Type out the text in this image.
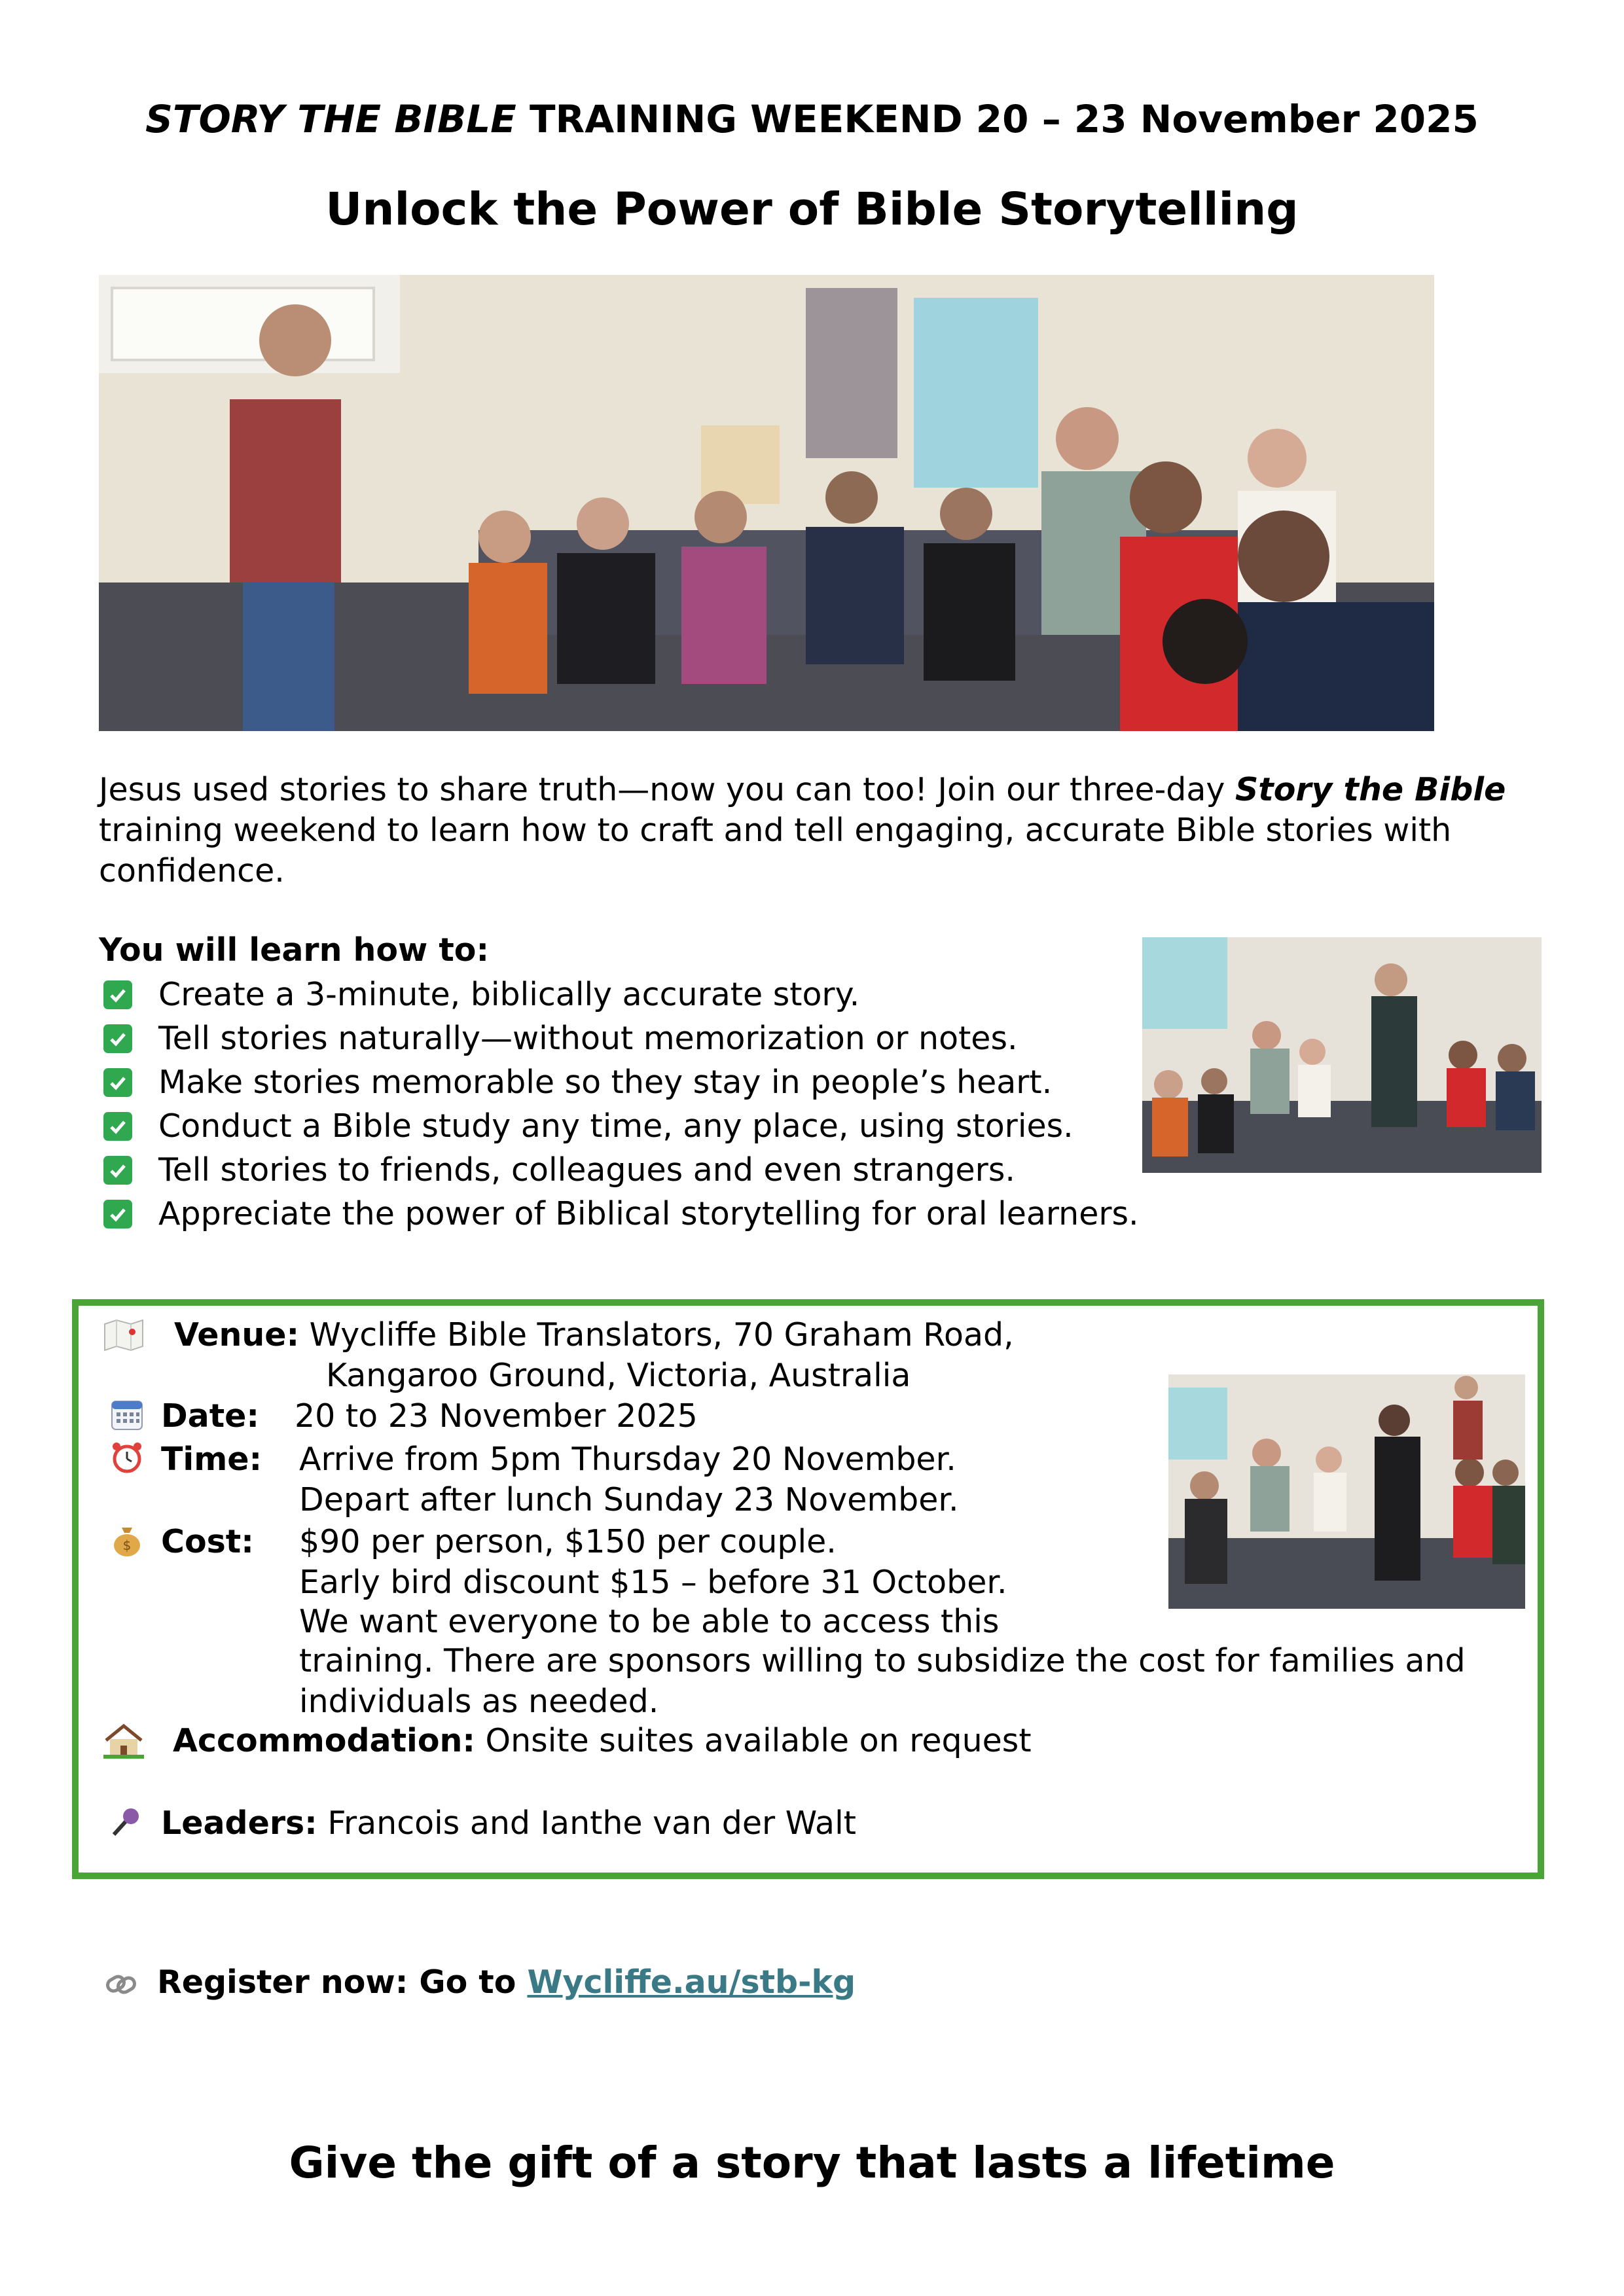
STORY THE BIBLE TRAINING WEEKEND 20 – 23 November 2025
Unlock the Power of Bible Storytelling
Jesus used stories to share truth—now you can too! Join our three-day Story the Bible training weekend to learn how to craft and tell engaging, accurate Bible stories with confidence.
You will learn how to:
Create a 3-minute, biblically accurate story.
Tell stories naturally—without memorization or notes.
Make stories memorable so they stay in people’s heart.
Conduct a Bible study any time, any place, using stories.
Tell stories to friends, colleagues and even strangers.
Appreciate the power of Biblical storytelling for oral learners.
Venue: Wycliffe Bible Translators, 70 Graham Road,
Kangaroo Ground, Victoria, Australia
Date: 20 to 23 November 2025
Time: Arrive from 5pm Thursday 20 November.
Depart after lunch Sunday 23 November.
$ Cost: $90 per person, $150 per couple.
Early bird discount $15 – before 31 October.
We want everyone to be able to access this
training. There are sponsors willing to subsidize the cost for families and
individuals as needed.
Accommodation: Onsite suites available on request
Leaders: Francois and Ianthe van der Walt
Register now: Go to Wycliffe.au/stb-kg
Give the gift of a story that lasts a lifetime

• [Task goal]:
Tally the lines that hold the string "this" and state the total, nothing more.

• [Output of the task]:
2